Problem to work on
Find and copy each line of the records where the string "order" shows up.

Recorded data

---

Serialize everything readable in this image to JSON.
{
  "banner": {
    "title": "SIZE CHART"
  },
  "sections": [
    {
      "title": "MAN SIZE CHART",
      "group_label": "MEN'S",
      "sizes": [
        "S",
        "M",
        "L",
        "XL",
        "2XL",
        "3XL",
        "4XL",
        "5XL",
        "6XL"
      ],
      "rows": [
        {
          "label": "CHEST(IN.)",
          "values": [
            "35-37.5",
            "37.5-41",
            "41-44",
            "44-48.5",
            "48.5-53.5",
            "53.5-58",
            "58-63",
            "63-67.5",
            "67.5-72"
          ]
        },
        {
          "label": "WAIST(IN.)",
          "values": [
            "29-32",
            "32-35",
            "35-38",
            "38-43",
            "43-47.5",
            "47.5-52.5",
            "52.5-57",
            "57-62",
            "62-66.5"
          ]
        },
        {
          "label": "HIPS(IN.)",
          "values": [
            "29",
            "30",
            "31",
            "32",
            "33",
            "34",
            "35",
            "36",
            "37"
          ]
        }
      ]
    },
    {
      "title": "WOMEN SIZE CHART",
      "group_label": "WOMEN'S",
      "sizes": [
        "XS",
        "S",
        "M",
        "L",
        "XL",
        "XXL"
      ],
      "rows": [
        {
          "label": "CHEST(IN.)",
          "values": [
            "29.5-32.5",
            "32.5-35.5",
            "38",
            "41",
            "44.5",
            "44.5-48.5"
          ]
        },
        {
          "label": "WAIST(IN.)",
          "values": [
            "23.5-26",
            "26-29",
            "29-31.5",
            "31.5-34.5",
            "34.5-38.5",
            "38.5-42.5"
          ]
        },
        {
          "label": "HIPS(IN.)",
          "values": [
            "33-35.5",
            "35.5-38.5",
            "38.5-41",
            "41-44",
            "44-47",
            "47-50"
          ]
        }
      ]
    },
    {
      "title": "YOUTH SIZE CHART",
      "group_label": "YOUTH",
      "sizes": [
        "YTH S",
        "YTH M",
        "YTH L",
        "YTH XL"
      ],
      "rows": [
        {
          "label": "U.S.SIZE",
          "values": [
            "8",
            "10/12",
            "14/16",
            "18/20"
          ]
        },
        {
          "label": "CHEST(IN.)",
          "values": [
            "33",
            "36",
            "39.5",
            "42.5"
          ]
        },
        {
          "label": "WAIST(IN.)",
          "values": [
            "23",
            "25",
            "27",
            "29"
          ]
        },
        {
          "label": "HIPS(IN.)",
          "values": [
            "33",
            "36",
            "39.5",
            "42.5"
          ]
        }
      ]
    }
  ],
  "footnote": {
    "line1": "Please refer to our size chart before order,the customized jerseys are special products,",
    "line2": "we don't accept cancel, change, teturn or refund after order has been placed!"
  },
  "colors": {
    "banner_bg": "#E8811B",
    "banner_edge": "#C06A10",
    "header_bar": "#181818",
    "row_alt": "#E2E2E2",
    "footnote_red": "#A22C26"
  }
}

---

Exercise output
    "line1": "Please refer to our size chart before order,the customized jerseys are special products,",
    "line2": "we don't accept cancel, change, teturn or refund after order has been placed!"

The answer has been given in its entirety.